- Exercise brief:
Images are to be skipped; everything else in the records must be repeated exactly.
--*--
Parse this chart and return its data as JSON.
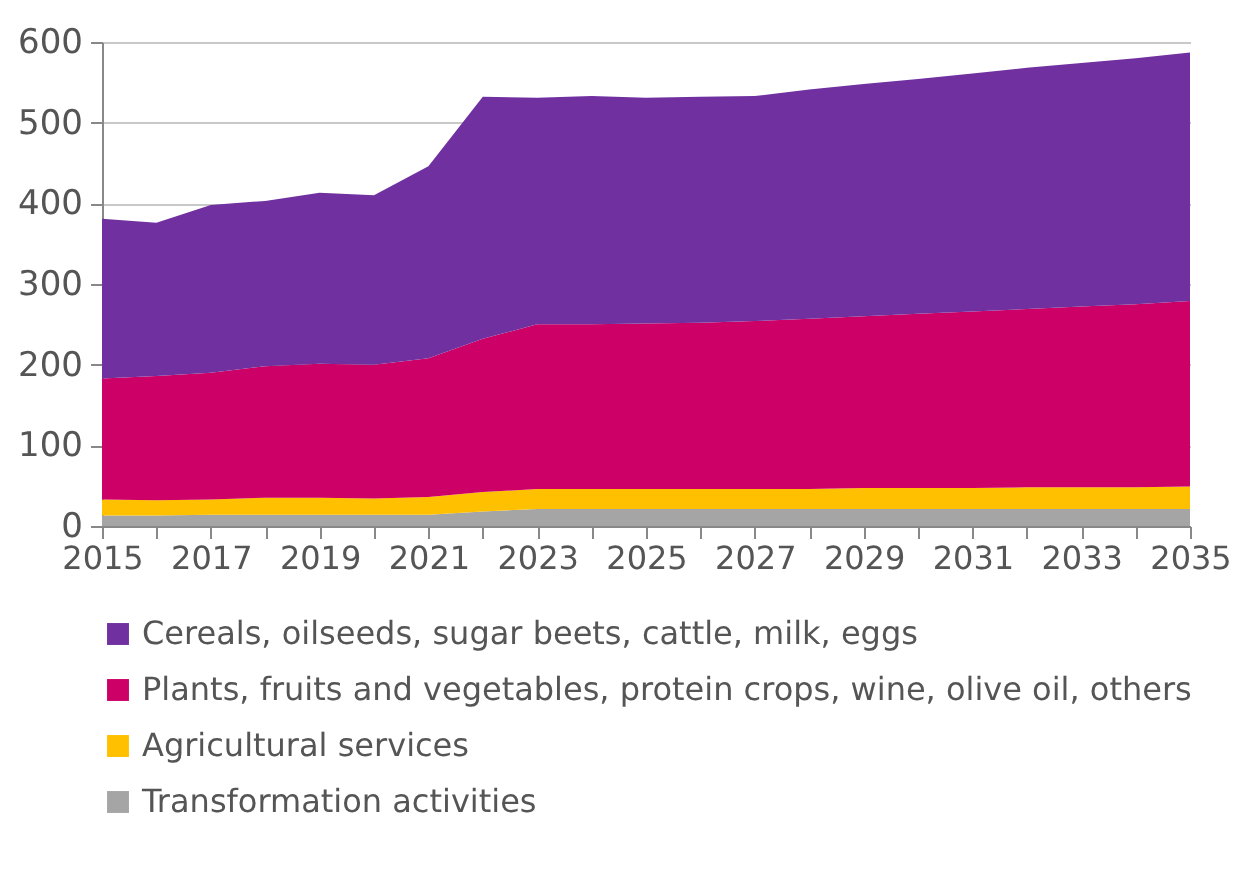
{
  "chart_data": {
    "type": "area",
    "stacked": true,
    "x": [
      2015,
      2016,
      2017,
      2018,
      2019,
      2020,
      2021,
      2022,
      2023,
      2024,
      2025,
      2026,
      2027,
      2028,
      2029,
      2030,
      2031,
      2032,
      2033,
      2034,
      2035
    ],
    "series": [
      {
        "name": "Transformation activities",
        "color": "#a5a5a5",
        "values": [
          13,
          13,
          14,
          14,
          14,
          14,
          14,
          18,
          21,
          21,
          21,
          21,
          21,
          21,
          21,
          21,
          21,
          21,
          21,
          21,
          21
        ]
      },
      {
        "name": "Agricultural services",
        "color": "#ffc000",
        "values": [
          20,
          19,
          19,
          21,
          21,
          20,
          22,
          24,
          25,
          25,
          25,
          25,
          25,
          25,
          26,
          26,
          26,
          27,
          27,
          27,
          28
        ]
      },
      {
        "name": "Plants, fruits and vegetables, protein crops, wine, olive oil, others",
        "color": "#cc0066",
        "values": [
          150,
          154,
          157,
          163,
          166,
          166,
          172,
          190,
          204,
          204,
          205,
          206,
          208,
          211,
          213,
          216,
          219,
          221,
          224,
          227,
          230
        ]
      },
      {
        "name": "Cereals, oilseeds, sugar beets, cattle, milk, eggs",
        "color": "#70309f",
        "values": [
          198,
          190,
          208,
          205,
          212,
          210,
          238,
          300,
          281,
          283,
          280,
          280,
          279,
          284,
          288,
          291,
          295,
          299,
          302,
          305,
          308
        ]
      }
    ],
    "xlim": [
      2015,
      2035
    ],
    "xticks": [
      2015,
      {
        "value": 2016,
        "label": null
      },
      2017,
      {
        "value": 2018,
        "label": null
      },
      2019,
      {
        "value": 2020,
        "label": null
      },
      2021,
      {
        "value": 2022,
        "label": null
      },
      2023,
      {
        "value": 2024,
        "label": null
      },
      2025,
      {
        "value": 2026,
        "label": null
      },
      2027,
      {
        "value": 2028,
        "label": null
      },
      2029,
      {
        "value": 2030,
        "label": null
      },
      2031,
      {
        "value": 2032,
        "label": null
      },
      2033,
      {
        "value": 2034,
        "label": null
      },
      2035
    ],
    "ylim": [
      0,
      600
    ],
    "yticks": [
      0,
      100,
      200,
      300,
      400,
      500,
      600
    ],
    "grid": "y",
    "legend": "bottom"
  }
}
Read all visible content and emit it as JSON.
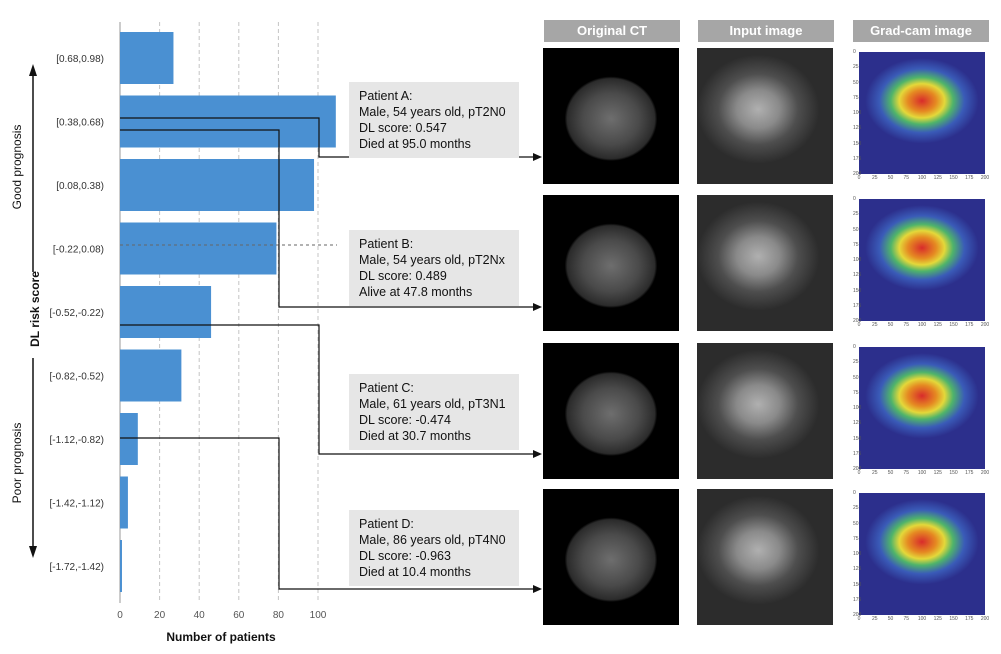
{
  "chart_data": {
    "type": "bar",
    "orientation": "horizontal",
    "categories": [
      "[0.68,0.98)",
      "[0.38,0.68)",
      "[0.08,0.38)",
      "[-0.22,0.08)",
      "[-0.52,-0.22)",
      "[-0.82,-0.52)",
      "[-1.12,-0.82)",
      "[-1.42,-1.12)",
      "[-1.72,-1.42)"
    ],
    "values": [
      27,
      109,
      98,
      79,
      46,
      31,
      9,
      4,
      1
    ],
    "xlabel": "Number of patients",
    "ylabel": "DL risk score",
    "xticks": [
      0,
      20,
      40,
      60,
      80,
      100
    ],
    "xlim": [
      0,
      110
    ],
    "grid": "vertical dashed",
    "bar_color": "#4a90d2",
    "good_prognosis_label": "Good prognosis",
    "poor_prognosis_label": "Poor prognosis"
  },
  "column_headers": [
    "Original CT",
    "Input image",
    "Grad-cam image"
  ],
  "patients": [
    {
      "name": "Patient A:",
      "desc": "Male, 54 years old, pT2N0",
      "score": "DL score: 0.547",
      "outcome": "Died at 95.0 months"
    },
    {
      "name": "Patient B:",
      "desc": "Male, 54 years old, pT2Nx",
      "score": "DL score: 0.489",
      "outcome": "Alive at 47.8 months"
    },
    {
      "name": "Patient C:",
      "desc": "Male, 61 years old, pT3N1",
      "score": "DL score: -0.474",
      "outcome": "Died at 30.7 months"
    },
    {
      "name": "Patient D:",
      "desc": "Male, 86 years old, pT4N0",
      "score": "DL score: -0.963",
      "outcome": "Died at 10.4 months"
    }
  ],
  "gradcam_axis_ticks": [
    "0",
    "25",
    "50",
    "75",
    "100",
    "125",
    "150",
    "175",
    "200"
  ],
  "colors": {
    "bar": "#4a90d2",
    "header_bg": "#a6a6a6",
    "box_bg": "#e6e6e6"
  }
}
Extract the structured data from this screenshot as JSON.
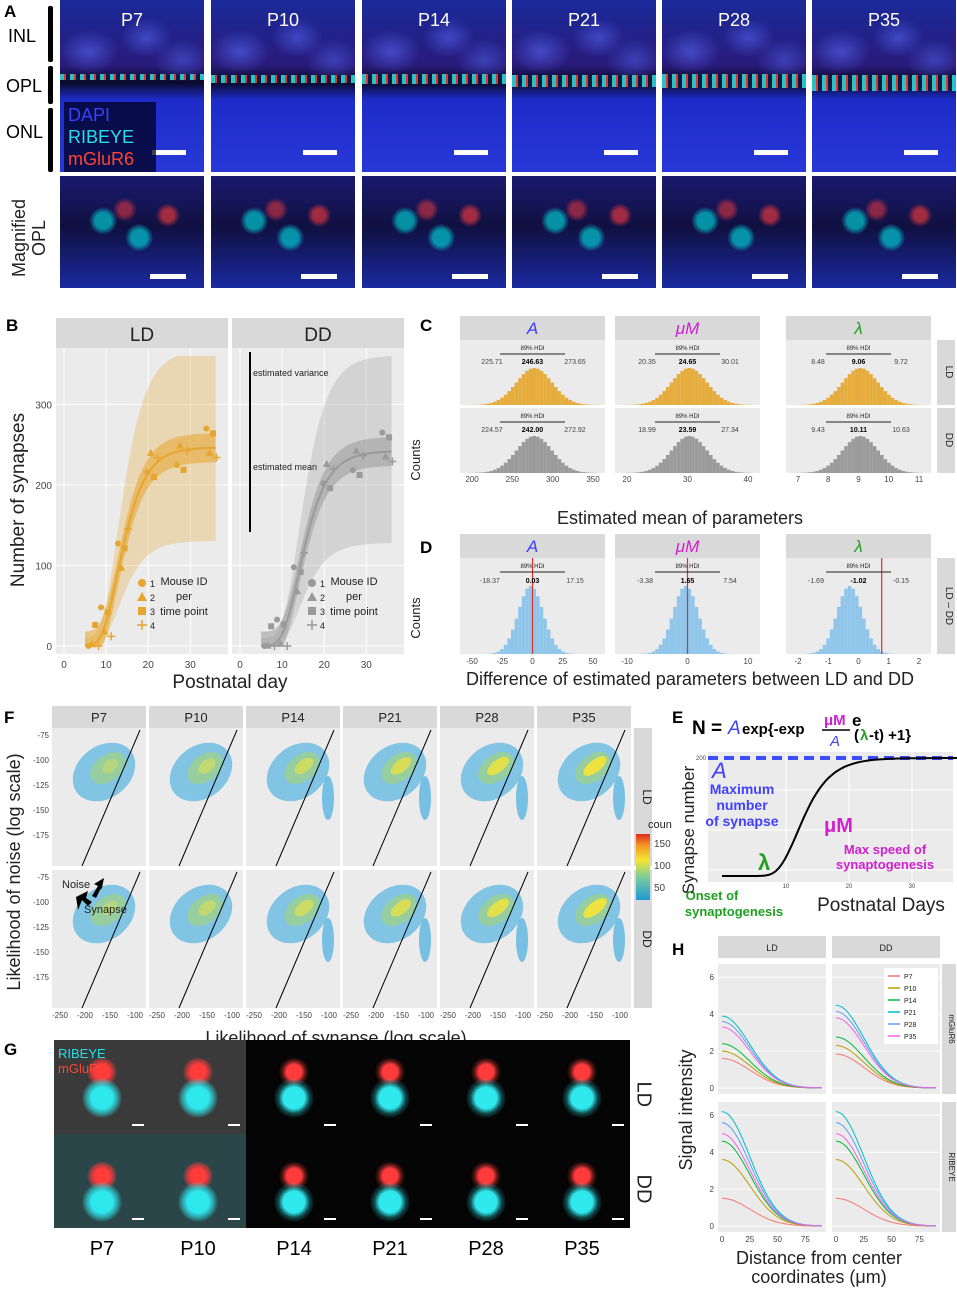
--*--
- Written solution:
Parse this chart and return its data as JSON.
{
  "chart_data": {
    "type": "area",
    "stacked": true,
    "x": [
      2015,
      2016,
      2017,
      2018,
      2019,
      2020,
      2021,
      2022,
      2023,
      2024,
      2025,
      2026,
      2027,
      2028,
      2029,
      2030,
      2031,
      2032,
      2033,
      2034,
      2035
    ],
    "series": [
      {
        "name": "Transformation activities",
        "color": "#a5a5a5",
        "values": [
          13,
          13,
          14,
          14,
          14,
          14,
          14,
          18,
          21,
          21,
          21,
          21,
          21,
          21,
          21,
          21,
          21,
          21,
          21,
          21,
          21
        ]
      },
      {
        "name": "Agricultural services",
        "color": "#ffc000",
        "values": [
          20,
          19,
          19,
          21,
          21,
          20,
          22,
          24,
          25,
          25,
          25,
          25,
          25,
          25,
          26,
          26,
          26,
          27,
          27,
          27,
          28
        ]
      },
      {
        "name": "Plants, fruits and vegetables, protein crops, wine, olive oil, others",
        "color": "#cc0066",
        "values": [
          150,
          154,
          157,
          163,
          166,
          166,
          172,
          190,
          204,
          204,
          205,
          206,
          208,
          211,
          213,
          216,
          219,
          221,
          224,
          227,
          230
        ]
      },
      {
        "name": "Cereals, oilseeds, sugar beets, cattle, milk, eggs",
        "color": "#70309f",
        "values": [
          198,
          190,
          208,
          205,
          212,
          210,
          238,
          300,
          281,
          283,
          280,
          280,
          279,
          284,
          288,
          291,
          295,
          299,
          302,
          305,
          308
        ]
      }
    ],
    "xlim": [
      2015,
      2035
    ],
    "xticks": [
      2015,
      {
        "value": 2016,
        "label": null
      },
      2017,
      {
        "value": 2018,
        "label": null
      },
      2019,
      {
        "value": 2020,
        "label": null
      },
      2021,
      {
        "value": 2022,
        "label": null
      },
      2023,
      {
        "value": 2024,
        "label": null
      },
      2025,
      {
        "value": 2026,
        "label": null
      },
      2027,
      {
        "value": 2028,
        "label": null
      },
      2029,
      {
        "value": 2030,
        "label": null
      },
      2031,
      {
        "value": 2032,
        "label": null
      },
      2033,
      {
        "value": 2034,
        "label": null
      },
      2035
    ],
    "ylim": [
      0,
      600
    ],
    "yticks": [
      0,
      100,
      200,
      300,
      400,
      500,
      600
    ],
    "grid": "y",
    "legend": "bottom"
  }
}
Read all visible content and emit it as JSON.
{
  "chart_data": {
    "type": "bar",
    "orientation": "horizontal",
    "categories": [
      "[0.68,0.98)",
      "[0.38,0.68)",
      "[0.08,0.38)",
      "[-0.22,0.08)",
      "[-0.52,-0.22)",
      "[-0.82,-0.52)",
      "[-1.12,-0.82)",
      "[-1.42,-1.12)",
      "[-1.72,-1.42)"
    ],
    "values": [
      27,
      109,
      98,
      79,
      46,
      31,
      9,
      4,
      1
    ],
    "xlabel": "Number of patients",
    "ylabel": "DL risk score",
    "xticks": [
      0,
      20,
      40,
      60,
      80,
      100
    ],
    "xlim": [
      0,
      110
    ],
    "grid": "vertical dashed",
    "bar_color": "#4a90d2",
    "good_prognosis_label": "Good prognosis",
    "poor_prognosis_label": "Poor prognosis"
  },
  "column_headers": [
    "Original CT",
    "Input image",
    "Grad-cam image"
  ],
  "patients": [
    {
      "name": "Patient A:",
      "desc": "Male, 54 years old, pT2N0",
      "score": "DL score: 0.547",
      "outcome": "Died at 95.0 months"
    },
    {
      "name": "Patient B:",
      "desc": "Male, 54 years old, pT2Nx",
      "score": "DL score: 0.489",
      "outcome": "Alive at 47.8 months"
    },
    {
      "name": "Patient C:",
      "desc": "Male, 61 years old, pT3N1",
      "score": "DL score: -0.474",
      "outcome": "Died at 30.7 months"
    },
    {
      "name": "Patient D:",
      "desc": "Male, 86 years old, pT4N0",
      "score": "DL score: -0.963",
      "outcome": "Died at 10.4 months"
    }
  ],
  "gradcam_axis_ticks": [
    "0",
    "25",
    "50",
    "75",
    "100",
    "125",
    "150",
    "175",
    "200"
  ],
  "colors": {
    "bar": "#4a90d2",
    "header_bg": "#a6a6a6",
    "box_bg": "#e6e6e6"
  }
}
Extract the structured data from this screenshot as JSON.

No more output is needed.